* Your goal:
Rewrite the entries below with every "Detection Call" changed to "Detection Status" and nothing else altered.

* Extracted entries:
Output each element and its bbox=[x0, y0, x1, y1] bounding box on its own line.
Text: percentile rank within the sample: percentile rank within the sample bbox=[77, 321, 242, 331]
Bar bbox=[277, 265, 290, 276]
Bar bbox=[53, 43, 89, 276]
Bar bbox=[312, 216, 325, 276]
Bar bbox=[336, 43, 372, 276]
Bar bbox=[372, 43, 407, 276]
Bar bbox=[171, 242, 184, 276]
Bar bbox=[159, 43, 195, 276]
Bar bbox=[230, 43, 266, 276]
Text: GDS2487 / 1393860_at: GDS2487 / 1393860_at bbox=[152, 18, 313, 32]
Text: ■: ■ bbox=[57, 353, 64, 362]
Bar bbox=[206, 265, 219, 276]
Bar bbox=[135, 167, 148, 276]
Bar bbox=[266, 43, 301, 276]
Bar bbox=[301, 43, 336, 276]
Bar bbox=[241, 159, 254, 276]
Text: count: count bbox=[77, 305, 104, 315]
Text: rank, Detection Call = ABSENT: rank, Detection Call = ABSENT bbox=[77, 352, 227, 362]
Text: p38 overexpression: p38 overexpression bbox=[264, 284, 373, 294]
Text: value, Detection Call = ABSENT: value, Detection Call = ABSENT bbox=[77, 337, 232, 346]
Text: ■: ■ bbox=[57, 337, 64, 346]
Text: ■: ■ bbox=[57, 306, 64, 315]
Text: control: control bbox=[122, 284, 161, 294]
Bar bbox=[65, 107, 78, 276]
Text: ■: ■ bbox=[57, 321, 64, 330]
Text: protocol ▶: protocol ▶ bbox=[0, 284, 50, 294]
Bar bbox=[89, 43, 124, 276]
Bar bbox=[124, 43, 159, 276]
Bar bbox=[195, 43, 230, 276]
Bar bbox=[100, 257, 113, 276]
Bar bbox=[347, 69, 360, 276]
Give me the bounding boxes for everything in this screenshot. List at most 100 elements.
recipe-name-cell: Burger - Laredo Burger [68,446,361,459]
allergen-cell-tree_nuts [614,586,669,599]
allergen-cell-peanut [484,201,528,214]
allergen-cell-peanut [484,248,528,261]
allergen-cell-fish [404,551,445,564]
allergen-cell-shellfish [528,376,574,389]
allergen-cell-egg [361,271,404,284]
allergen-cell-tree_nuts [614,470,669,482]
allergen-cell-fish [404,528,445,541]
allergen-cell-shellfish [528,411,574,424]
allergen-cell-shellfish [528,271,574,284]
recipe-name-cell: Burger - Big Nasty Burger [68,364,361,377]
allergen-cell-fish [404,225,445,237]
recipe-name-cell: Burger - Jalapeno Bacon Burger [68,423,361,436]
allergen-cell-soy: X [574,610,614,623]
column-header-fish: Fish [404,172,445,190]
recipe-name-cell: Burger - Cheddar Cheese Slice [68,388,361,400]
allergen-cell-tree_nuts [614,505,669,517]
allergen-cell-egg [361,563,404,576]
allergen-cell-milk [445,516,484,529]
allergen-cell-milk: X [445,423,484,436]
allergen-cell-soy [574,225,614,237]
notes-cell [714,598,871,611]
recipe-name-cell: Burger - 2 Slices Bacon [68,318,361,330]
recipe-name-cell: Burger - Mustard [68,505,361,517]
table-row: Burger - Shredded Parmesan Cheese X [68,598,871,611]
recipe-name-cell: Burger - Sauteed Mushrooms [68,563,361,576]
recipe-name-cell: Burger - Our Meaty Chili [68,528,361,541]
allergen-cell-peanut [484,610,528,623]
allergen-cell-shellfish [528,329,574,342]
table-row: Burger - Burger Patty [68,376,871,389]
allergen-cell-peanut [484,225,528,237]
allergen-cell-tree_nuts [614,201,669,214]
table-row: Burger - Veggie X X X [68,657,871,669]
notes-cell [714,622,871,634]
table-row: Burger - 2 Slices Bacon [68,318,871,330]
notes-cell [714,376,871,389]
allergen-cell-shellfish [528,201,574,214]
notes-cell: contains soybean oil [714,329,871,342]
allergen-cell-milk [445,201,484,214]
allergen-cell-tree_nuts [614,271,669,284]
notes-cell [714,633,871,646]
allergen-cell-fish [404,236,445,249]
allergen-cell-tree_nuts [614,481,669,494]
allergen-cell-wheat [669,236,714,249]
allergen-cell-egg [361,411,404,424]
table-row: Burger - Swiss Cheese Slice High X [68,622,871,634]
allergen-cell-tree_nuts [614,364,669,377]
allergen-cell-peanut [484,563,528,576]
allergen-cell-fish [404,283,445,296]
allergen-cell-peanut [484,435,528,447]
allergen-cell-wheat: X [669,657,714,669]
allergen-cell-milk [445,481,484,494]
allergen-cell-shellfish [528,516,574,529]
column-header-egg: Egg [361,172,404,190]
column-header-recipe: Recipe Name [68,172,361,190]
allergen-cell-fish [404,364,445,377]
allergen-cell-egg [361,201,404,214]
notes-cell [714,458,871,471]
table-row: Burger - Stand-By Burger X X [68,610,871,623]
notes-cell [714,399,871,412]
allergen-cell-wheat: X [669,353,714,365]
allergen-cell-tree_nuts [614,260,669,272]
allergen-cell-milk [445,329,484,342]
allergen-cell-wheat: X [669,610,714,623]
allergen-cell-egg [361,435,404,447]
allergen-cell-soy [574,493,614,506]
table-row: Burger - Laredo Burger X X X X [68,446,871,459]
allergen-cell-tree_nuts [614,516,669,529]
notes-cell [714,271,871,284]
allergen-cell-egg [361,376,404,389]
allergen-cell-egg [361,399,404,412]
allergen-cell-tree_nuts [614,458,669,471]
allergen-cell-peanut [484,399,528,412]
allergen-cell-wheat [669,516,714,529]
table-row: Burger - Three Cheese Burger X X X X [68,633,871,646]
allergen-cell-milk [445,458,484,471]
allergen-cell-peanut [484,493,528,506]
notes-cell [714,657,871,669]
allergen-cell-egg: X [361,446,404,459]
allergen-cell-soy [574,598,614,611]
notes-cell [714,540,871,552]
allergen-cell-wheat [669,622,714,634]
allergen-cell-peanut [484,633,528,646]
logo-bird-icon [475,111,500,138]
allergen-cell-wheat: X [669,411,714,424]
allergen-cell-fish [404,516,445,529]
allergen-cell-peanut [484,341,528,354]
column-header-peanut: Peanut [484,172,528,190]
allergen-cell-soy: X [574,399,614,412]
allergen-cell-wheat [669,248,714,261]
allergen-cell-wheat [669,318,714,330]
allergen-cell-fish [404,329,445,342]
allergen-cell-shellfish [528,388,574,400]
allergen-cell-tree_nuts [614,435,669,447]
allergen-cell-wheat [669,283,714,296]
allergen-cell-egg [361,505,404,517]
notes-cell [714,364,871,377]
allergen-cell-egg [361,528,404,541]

* Response to this exercise:
Output each element and its bbox=[x0, y0, x1, y1] bounding box on its own line.
Text: percentile rank within the sample: percentile rank within the sample bbox=[77, 321, 242, 331]
Bar bbox=[277, 265, 290, 276]
Bar bbox=[53, 43, 89, 276]
Bar bbox=[312, 216, 325, 276]
Bar bbox=[336, 43, 372, 276]
Bar bbox=[372, 43, 407, 276]
Bar bbox=[171, 242, 184, 276]
Bar bbox=[159, 43, 195, 276]
Bar bbox=[230, 43, 266, 276]
Text: GDS2487 / 1393860_at: GDS2487 / 1393860_at bbox=[152, 18, 313, 32]
Text: ■: ■ bbox=[57, 353, 64, 362]
Bar bbox=[206, 265, 219, 276]
Bar bbox=[135, 167, 148, 276]
Bar bbox=[266, 43, 301, 276]
Bar bbox=[301, 43, 336, 276]
Bar bbox=[241, 159, 254, 276]
Text: count: count bbox=[77, 305, 104, 315]
Text: rank, Detection Status = ABSENT: rank, Detection Status = ABSENT bbox=[77, 352, 227, 362]
Text: p38 overexpression: p38 overexpression bbox=[264, 284, 373, 294]
Text: value, Detection Status = ABSENT: value, Detection Status = ABSENT bbox=[77, 337, 232, 346]
Text: ■: ■ bbox=[57, 337, 64, 346]
Text: ■: ■ bbox=[57, 306, 64, 315]
Text: control: control bbox=[122, 284, 161, 294]
Bar bbox=[65, 107, 78, 276]
Text: ■: ■ bbox=[57, 321, 64, 330]
Text: protocol ▶: protocol ▶ bbox=[0, 284, 50, 294]
Bar bbox=[89, 43, 124, 276]
Bar bbox=[124, 43, 159, 276]
Bar bbox=[195, 43, 230, 276]
Bar bbox=[100, 257, 113, 276]
Bar bbox=[347, 69, 360, 276]
Give me the bounding boxes for everything in this screenshot. List at most 100 elements.
recipe-name-cell: Burger - Laredo Burger [68,446,361,459]
allergen-cell-tree_nuts [614,586,669,599]
allergen-cell-peanut [484,201,528,214]
allergen-cell-peanut [484,248,528,261]
allergen-cell-fish [404,551,445,564]
allergen-cell-shellfish [528,376,574,389]
allergen-cell-egg [361,271,404,284]
allergen-cell-tree_nuts [614,470,669,482]
allergen-cell-fish [404,528,445,541]
allergen-cell-shellfish [528,411,574,424]
allergen-cell-shellfish [528,271,574,284]
recipe-name-cell: Burger - Big Nasty Burger [68,364,361,377]
allergen-cell-fish [404,225,445,237]
recipe-name-cell: Burger - Jalapeno Bacon Burger [68,423,361,436]
allergen-cell-soy: X [574,610,614,623]
column-header-fish: Fish [404,172,445,190]
recipe-name-cell: Burger - Cheddar Cheese Slice [68,388,361,400]
allergen-cell-tree_nuts [614,505,669,517]
allergen-cell-egg [361,563,404,576]
allergen-cell-milk [445,516,484,529]
allergen-cell-milk: X [445,423,484,436]
allergen-cell-soy [574,225,614,237]
notes-cell [714,598,871,611]
recipe-name-cell: Burger - 2 Slices Bacon [68,318,361,330]
recipe-name-cell: Burger - Mustard [68,505,361,517]
table-row: Burger - Shredded Parmesan Cheese X [68,598,871,611]
recipe-name-cell: Burger - Sauteed Mushrooms [68,563,361,576]
recipe-name-cell: Burger - Our Meaty Chili [68,528,361,541]
allergen-cell-peanut [484,610,528,623]
allergen-cell-shellfish [528,329,574,342]
table-row: Burger - Burger Patty [68,376,871,389]
allergen-cell-peanut [484,225,528,237]
allergen-cell-tree_nuts [614,201,669,214]
table-row: Burger - Veggie X X X [68,657,871,669]
notes-cell [714,622,871,634]
table-row: Burger - 2 Slices Bacon [68,318,871,330]
notes-cell [714,376,871,389]
allergen-cell-shellfish [528,201,574,214]
notes-cell: contains soybean oil [714,329,871,342]
allergen-cell-milk [445,201,484,214]
allergen-cell-tree_nuts [614,271,669,284]
notes-cell [714,633,871,646]
allergen-cell-fish [404,236,445,249]
allergen-cell-tree_nuts [614,481,669,494]
allergen-cell-wheat [669,236,714,249]
allergen-cell-egg [361,411,404,424]
table-row: Burger - Swiss Cheese Slice High X [68,622,871,634]
allergen-cell-tree_nuts [614,364,669,377]
allergen-cell-peanut [484,563,528,576]
allergen-cell-fish [404,283,445,296]
allergen-cell-peanut [484,435,528,447]
allergen-cell-wheat: X [669,657,714,669]
allergen-cell-milk [445,481,484,494]
allergen-cell-shellfish [528,516,574,529]
column-header-egg: Egg [361,172,404,190]
column-header-recipe: Recipe Name [68,172,361,190]
allergen-cell-fish [404,364,445,377]
allergen-cell-egg [361,201,404,214]
notes-cell [714,458,871,471]
table-row: Burger - Stand-By Burger X X [68,610,871,623]
notes-cell [714,399,871,412]
allergen-cell-wheat: X [669,353,714,365]
allergen-cell-tree_nuts [614,260,669,272]
allergen-cell-milk [445,329,484,342]
allergen-cell-wheat: X [669,610,714,623]
allergen-cell-egg [361,435,404,447]
allergen-cell-soy [574,493,614,506]
table-row: Burger - Laredo Burger X X X X [68,446,871,459]
allergen-cell-tree_nuts [614,516,669,529]
notes-cell [714,271,871,284]
allergen-cell-egg [361,376,404,389]
allergen-cell-egg [361,399,404,412]
allergen-cell-tree_nuts [614,458,669,471]
allergen-cell-peanut [484,399,528,412]
allergen-cell-wheat [669,516,714,529]
table-row: Burger - Three Cheese Burger X X X X [68,633,871,646]
allergen-cell-milk [445,458,484,471]
allergen-cell-peanut [484,493,528,506]
notes-cell [714,657,871,669]
allergen-cell-egg: X [361,446,404,459]
allergen-cell-soy [574,598,614,611]
notes-cell [714,540,871,552]
allergen-cell-wheat [669,622,714,634]
allergen-cell-peanut [484,633,528,646]
logo-bird-icon [475,111,500,138]
allergen-cell-wheat: X [669,411,714,424]
allergen-cell-fish [404,516,445,529]
allergen-cell-peanut [484,341,528,354]
column-header-peanut: Peanut [484,172,528,190]
allergen-cell-soy: X [574,399,614,412]
allergen-cell-wheat [669,248,714,261]
allergen-cell-wheat [669,318,714,330]
allergen-cell-fish [404,329,445,342]
allergen-cell-shellfish [528,388,574,400]
allergen-cell-tree_nuts [614,435,669,447]
allergen-cell-wheat [669,283,714,296]
allergen-cell-egg [361,505,404,517]
notes-cell [714,364,871,377]
allergen-cell-egg [361,528,404,541]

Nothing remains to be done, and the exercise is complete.